Locate the lines of the listing below that hold "summer", then copy each of them.

[Stored data entries]
========

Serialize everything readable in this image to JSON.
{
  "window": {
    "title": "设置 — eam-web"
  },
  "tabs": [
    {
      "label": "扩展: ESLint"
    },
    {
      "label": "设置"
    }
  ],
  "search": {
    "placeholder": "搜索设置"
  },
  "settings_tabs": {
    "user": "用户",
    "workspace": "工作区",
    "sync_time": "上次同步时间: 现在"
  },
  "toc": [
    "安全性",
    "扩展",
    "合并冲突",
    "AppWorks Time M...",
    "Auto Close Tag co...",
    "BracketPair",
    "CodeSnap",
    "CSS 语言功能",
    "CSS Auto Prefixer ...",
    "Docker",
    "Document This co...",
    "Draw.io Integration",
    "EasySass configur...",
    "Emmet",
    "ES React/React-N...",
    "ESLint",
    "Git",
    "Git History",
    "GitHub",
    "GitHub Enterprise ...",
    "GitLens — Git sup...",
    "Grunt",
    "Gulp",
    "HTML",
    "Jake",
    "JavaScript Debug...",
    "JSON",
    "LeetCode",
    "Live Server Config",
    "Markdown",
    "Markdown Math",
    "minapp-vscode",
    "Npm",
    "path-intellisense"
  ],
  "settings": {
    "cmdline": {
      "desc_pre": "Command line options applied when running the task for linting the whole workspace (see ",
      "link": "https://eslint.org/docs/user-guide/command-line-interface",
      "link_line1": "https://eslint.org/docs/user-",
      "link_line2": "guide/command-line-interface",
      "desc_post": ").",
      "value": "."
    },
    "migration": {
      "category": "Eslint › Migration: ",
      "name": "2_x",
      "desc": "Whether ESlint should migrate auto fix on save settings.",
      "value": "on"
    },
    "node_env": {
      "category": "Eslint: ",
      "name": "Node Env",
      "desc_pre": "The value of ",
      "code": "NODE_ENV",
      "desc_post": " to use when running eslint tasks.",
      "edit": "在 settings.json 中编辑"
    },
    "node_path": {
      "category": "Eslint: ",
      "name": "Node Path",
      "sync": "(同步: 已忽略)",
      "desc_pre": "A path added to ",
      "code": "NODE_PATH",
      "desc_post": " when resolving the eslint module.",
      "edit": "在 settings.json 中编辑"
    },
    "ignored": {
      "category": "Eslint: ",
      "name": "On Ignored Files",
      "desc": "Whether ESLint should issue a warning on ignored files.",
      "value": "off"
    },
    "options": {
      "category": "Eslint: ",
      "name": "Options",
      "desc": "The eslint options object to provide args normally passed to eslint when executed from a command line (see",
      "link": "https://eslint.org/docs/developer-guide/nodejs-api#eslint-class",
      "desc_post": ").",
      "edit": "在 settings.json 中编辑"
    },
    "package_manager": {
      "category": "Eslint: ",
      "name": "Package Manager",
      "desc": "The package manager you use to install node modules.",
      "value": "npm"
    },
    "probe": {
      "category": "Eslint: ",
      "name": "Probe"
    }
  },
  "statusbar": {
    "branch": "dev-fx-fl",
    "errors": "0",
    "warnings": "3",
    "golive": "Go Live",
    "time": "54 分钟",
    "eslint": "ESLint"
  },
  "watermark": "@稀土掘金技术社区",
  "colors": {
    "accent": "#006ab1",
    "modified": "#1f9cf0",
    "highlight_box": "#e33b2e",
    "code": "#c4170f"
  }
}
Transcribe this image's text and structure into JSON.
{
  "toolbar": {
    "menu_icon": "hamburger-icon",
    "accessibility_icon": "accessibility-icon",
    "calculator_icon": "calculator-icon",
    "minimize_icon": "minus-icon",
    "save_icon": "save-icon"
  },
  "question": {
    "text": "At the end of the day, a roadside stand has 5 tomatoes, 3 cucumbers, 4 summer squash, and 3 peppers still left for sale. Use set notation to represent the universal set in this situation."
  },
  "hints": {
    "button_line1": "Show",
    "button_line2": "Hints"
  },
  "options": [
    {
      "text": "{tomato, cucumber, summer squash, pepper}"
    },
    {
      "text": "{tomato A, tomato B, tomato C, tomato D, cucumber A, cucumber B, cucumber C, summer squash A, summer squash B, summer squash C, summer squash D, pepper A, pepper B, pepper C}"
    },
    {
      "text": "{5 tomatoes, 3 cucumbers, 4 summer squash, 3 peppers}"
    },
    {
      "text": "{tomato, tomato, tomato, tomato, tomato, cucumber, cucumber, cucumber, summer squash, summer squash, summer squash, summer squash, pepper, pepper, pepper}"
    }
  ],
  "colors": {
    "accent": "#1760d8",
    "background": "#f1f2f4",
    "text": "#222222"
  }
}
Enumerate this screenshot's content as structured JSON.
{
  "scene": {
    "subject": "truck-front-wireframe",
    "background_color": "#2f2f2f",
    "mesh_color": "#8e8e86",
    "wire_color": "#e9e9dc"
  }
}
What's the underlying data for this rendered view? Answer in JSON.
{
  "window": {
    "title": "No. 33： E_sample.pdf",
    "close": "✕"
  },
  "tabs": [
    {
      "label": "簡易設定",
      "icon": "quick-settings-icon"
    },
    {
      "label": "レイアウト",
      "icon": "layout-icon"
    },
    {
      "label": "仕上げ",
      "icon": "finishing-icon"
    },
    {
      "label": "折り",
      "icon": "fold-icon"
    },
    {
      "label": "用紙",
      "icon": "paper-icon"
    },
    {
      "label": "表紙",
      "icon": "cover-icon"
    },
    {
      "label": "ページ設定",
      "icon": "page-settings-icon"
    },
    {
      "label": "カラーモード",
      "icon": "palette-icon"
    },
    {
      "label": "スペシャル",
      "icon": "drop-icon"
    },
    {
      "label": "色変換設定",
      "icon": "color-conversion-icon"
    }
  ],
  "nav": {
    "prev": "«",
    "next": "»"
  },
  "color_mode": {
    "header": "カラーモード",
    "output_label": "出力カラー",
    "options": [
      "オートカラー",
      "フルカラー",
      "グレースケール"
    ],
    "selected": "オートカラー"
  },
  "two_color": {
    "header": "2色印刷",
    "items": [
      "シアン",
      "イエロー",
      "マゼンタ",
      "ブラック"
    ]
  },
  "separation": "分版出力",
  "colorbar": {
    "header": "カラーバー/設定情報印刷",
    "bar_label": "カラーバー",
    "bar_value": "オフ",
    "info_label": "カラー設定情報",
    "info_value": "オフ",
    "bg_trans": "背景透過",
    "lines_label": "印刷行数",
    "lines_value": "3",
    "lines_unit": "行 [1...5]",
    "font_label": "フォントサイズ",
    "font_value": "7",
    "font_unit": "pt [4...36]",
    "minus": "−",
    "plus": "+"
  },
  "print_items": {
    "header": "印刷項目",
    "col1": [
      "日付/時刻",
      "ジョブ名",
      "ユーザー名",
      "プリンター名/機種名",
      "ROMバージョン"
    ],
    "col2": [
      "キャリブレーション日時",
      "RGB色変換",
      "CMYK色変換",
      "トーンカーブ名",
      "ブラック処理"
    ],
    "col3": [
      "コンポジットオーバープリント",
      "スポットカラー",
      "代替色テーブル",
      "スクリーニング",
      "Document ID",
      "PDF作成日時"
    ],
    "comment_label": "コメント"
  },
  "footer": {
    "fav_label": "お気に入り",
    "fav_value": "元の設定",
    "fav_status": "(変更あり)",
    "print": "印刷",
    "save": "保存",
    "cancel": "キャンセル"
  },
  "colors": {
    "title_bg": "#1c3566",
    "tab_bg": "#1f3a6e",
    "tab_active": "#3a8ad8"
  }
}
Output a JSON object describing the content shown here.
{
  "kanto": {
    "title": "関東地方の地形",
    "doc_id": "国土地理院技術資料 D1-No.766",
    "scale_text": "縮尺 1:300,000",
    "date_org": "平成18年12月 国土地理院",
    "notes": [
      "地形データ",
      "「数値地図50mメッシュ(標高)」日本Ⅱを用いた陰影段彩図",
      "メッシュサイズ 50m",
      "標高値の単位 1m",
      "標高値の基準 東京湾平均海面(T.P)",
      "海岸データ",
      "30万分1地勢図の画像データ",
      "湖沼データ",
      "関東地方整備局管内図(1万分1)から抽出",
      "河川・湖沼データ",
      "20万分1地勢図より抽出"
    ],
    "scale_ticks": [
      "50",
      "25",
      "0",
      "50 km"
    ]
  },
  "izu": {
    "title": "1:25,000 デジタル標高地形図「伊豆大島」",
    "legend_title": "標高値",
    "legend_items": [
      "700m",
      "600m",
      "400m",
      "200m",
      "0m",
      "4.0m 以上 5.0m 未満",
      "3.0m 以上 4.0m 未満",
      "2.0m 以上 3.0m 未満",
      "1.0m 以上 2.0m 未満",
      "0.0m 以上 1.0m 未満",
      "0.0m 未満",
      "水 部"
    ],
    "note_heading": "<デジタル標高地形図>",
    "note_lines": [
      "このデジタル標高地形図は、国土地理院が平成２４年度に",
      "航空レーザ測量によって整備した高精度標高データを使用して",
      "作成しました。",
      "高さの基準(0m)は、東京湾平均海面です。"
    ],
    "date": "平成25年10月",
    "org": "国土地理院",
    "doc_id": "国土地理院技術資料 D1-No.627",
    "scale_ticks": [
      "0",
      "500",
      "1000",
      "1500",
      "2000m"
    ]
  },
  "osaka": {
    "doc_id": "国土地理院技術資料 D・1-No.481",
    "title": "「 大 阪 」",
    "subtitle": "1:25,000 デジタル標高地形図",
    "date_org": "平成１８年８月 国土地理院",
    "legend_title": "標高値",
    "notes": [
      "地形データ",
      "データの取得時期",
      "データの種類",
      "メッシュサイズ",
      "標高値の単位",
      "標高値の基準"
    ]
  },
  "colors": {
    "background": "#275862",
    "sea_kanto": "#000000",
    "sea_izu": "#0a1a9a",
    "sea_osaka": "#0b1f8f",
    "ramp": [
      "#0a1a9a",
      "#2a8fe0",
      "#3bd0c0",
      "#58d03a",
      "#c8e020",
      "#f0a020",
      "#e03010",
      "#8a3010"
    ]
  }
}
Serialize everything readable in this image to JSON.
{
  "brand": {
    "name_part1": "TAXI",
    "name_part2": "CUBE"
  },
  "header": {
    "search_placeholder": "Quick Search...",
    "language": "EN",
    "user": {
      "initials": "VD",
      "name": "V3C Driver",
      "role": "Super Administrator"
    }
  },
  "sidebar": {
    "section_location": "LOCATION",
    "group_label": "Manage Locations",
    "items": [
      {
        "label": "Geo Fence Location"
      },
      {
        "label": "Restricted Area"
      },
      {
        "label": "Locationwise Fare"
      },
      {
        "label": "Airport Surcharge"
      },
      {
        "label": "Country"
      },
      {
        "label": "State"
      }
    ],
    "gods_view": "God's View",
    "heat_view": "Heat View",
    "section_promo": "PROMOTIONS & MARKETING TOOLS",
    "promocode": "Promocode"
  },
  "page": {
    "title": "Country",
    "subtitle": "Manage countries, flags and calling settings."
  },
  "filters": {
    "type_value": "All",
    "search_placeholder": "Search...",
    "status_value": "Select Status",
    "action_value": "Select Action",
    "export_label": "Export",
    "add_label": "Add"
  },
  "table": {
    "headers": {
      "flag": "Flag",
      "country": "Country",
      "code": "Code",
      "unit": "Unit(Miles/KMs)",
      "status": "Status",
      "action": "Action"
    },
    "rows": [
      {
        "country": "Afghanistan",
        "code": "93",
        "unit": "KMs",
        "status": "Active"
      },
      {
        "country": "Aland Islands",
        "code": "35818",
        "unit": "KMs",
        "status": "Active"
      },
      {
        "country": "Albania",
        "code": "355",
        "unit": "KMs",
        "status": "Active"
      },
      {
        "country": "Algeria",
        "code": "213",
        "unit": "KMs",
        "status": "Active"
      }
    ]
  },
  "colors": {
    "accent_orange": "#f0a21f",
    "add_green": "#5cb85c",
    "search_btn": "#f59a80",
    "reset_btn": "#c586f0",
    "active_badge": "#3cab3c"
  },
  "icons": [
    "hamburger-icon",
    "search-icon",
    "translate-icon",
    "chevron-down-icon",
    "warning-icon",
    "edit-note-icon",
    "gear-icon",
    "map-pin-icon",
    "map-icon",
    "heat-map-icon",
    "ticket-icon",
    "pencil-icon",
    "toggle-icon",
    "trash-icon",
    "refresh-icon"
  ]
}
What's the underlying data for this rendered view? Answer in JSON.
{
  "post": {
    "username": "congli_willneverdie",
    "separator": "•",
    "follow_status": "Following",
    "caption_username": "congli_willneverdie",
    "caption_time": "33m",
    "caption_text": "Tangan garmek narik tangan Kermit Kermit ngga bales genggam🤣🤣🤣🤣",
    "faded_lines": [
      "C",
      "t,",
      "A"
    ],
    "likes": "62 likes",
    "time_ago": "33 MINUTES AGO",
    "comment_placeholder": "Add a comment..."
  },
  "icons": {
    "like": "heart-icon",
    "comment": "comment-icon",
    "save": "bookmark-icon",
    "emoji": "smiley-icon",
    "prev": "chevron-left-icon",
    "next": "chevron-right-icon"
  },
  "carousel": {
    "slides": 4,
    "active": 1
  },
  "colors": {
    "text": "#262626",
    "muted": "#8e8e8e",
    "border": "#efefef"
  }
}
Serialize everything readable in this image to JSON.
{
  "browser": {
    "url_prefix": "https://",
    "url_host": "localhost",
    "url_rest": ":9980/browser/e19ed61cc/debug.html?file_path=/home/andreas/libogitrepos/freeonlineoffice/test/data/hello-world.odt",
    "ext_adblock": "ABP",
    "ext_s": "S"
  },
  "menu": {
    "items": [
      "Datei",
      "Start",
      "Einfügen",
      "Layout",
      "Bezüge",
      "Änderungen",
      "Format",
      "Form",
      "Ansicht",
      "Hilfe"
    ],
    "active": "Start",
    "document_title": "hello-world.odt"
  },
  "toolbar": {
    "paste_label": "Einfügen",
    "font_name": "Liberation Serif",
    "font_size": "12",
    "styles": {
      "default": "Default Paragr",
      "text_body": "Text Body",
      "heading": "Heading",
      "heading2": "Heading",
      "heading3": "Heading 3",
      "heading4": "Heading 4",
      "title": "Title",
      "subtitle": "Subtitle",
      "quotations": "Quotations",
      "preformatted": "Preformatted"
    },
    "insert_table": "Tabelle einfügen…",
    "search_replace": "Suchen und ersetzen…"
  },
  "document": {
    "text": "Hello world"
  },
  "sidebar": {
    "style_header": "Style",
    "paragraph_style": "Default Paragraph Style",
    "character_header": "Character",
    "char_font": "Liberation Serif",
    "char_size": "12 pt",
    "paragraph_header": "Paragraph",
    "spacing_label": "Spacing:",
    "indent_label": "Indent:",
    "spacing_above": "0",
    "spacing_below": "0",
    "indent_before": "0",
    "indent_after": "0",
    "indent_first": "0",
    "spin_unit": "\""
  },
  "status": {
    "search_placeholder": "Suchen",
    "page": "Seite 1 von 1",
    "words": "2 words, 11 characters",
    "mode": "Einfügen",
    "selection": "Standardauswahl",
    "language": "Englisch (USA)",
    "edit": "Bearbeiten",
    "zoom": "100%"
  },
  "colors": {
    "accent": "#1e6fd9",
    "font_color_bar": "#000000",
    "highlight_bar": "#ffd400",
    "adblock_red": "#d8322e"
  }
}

========

◆ Result of the task
    "text": "At the end of the day, a roadside stand has 5 tomatoes, 3 cucumbers, 4 summer squash, and 3 peppers still left for sale. Use set notation to represent the universal set in this situation."
      "text": "{tomato, cucumber, summer squash, pepper}"
      "text": "{tomato A, tomato B, tomato C, tomato D, cucumber A, cucumber B, cucumber C, summer squash A, summer squash B, summer squash C, summer squash D, pepper A, pepper B, pepper C}"
      "text": "{5 tomatoes, 3 cucumbers, 4 summer squash, 3 peppers}"
      "text": "{tomato, tomato, tomato, tomato, tomato, cucumber, cucumber, cucumber, summer squash, summer squash, summer squash, summer squash, pepper, pepper, pepper}"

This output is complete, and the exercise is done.